[Data records]
* BEGIN *

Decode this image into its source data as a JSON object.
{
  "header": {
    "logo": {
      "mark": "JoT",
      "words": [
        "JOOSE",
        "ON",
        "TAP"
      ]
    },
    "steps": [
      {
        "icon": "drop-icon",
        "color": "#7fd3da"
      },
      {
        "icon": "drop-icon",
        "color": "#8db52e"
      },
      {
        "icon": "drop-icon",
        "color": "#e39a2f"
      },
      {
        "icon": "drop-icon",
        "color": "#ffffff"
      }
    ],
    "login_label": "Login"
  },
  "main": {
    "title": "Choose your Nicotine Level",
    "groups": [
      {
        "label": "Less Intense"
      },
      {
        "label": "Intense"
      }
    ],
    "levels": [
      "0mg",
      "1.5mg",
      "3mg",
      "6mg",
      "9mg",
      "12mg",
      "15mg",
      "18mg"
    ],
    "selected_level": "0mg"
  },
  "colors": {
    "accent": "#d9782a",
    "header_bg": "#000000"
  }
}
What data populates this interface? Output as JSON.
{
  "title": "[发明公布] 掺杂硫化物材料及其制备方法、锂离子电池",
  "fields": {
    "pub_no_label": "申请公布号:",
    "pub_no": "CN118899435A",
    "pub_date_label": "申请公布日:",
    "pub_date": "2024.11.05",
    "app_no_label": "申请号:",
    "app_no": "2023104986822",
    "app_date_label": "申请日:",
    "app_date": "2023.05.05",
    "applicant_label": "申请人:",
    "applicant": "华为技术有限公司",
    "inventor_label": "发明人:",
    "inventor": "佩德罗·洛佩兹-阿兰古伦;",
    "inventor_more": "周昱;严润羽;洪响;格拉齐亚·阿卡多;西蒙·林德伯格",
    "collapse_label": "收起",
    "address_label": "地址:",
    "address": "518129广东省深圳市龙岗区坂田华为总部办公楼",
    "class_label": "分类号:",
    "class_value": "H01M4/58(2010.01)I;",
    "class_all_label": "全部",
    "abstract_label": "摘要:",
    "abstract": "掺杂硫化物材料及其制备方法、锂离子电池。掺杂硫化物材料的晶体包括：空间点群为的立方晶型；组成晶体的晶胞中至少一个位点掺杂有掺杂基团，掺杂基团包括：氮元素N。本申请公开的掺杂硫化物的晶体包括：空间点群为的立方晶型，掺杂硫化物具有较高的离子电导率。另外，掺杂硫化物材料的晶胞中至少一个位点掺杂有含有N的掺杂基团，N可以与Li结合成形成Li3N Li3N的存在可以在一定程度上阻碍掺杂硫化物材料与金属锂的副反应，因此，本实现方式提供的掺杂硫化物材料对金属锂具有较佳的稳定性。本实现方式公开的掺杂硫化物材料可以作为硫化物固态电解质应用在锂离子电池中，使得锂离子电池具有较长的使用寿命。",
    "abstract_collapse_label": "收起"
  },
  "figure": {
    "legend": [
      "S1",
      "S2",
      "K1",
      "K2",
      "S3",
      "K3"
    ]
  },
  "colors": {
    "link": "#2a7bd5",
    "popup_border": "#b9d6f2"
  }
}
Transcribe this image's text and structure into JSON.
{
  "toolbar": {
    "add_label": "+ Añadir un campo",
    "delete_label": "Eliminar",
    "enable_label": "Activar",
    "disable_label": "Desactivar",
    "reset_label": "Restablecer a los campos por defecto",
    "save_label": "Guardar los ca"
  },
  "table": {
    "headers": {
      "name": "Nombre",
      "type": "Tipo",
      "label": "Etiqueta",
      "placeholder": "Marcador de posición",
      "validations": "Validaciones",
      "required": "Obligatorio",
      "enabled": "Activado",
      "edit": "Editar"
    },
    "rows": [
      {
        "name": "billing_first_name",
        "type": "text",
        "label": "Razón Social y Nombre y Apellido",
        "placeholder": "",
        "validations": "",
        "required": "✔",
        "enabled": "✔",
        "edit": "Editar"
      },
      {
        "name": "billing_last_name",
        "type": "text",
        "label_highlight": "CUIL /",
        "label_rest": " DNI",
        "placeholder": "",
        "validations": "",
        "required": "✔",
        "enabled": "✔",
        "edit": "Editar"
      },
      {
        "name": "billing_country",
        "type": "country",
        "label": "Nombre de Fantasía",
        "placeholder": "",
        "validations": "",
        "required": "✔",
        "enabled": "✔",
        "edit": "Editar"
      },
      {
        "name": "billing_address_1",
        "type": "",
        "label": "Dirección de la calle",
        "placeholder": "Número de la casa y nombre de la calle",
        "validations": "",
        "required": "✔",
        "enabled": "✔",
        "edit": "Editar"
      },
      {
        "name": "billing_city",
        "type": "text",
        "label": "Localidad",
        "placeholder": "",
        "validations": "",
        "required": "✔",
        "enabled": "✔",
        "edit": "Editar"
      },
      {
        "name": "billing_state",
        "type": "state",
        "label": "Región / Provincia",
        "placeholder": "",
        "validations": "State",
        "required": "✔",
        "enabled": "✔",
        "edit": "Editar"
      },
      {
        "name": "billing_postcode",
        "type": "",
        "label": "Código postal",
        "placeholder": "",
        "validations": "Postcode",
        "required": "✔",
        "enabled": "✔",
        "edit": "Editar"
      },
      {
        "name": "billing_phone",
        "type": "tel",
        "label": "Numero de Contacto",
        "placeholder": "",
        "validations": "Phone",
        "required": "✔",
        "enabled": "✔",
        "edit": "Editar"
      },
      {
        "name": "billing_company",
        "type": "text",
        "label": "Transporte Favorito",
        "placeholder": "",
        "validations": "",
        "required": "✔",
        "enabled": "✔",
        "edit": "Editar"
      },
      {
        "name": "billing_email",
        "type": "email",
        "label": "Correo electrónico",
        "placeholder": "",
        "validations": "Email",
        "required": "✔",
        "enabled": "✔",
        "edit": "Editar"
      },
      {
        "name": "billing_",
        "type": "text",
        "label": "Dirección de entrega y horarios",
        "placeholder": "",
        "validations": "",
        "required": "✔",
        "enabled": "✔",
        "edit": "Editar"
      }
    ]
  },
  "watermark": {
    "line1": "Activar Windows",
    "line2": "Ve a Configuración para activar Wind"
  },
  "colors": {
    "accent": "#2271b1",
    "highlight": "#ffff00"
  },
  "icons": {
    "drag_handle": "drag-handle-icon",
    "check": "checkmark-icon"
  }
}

* END *

**PROBLEM TO SOLVE**
Wherever the string "锂离子电池" appears in the entries above, list that line.

**EXPECTED ANSWER**
  "title": "[发明公布] 掺杂硫化物材料及其制备方法、锂离子电池",
    "abstract": "掺杂硫化物材料及其制备方法、锂离子电池。掺杂硫化物材料的晶体包括：空间点群为的立方晶型；组成晶体的晶胞中至少一个位点掺杂有掺杂基团，掺杂基团包括：氮元素N。本申请公开的掺杂硫化物的晶体包括：空间点群为的立方晶型，掺杂硫化物具有较高的离子电导率。另外，掺杂硫化物材料的晶胞中至少一个位点掺杂有含有N的掺杂基团，N可以与Li结合成形成Li3N Li3N的存在可以在一定程度上阻碍掺杂硫化物材料与金属锂的副反应，因此，本实现方式提供的掺杂硫化物材料对金属锂具有较佳的稳定性。本实现方式公开的掺杂硫化物材料可以作为硫化物固态电解质应用在锂离子电池中，使得锂离子电池具有较长的使用寿命。",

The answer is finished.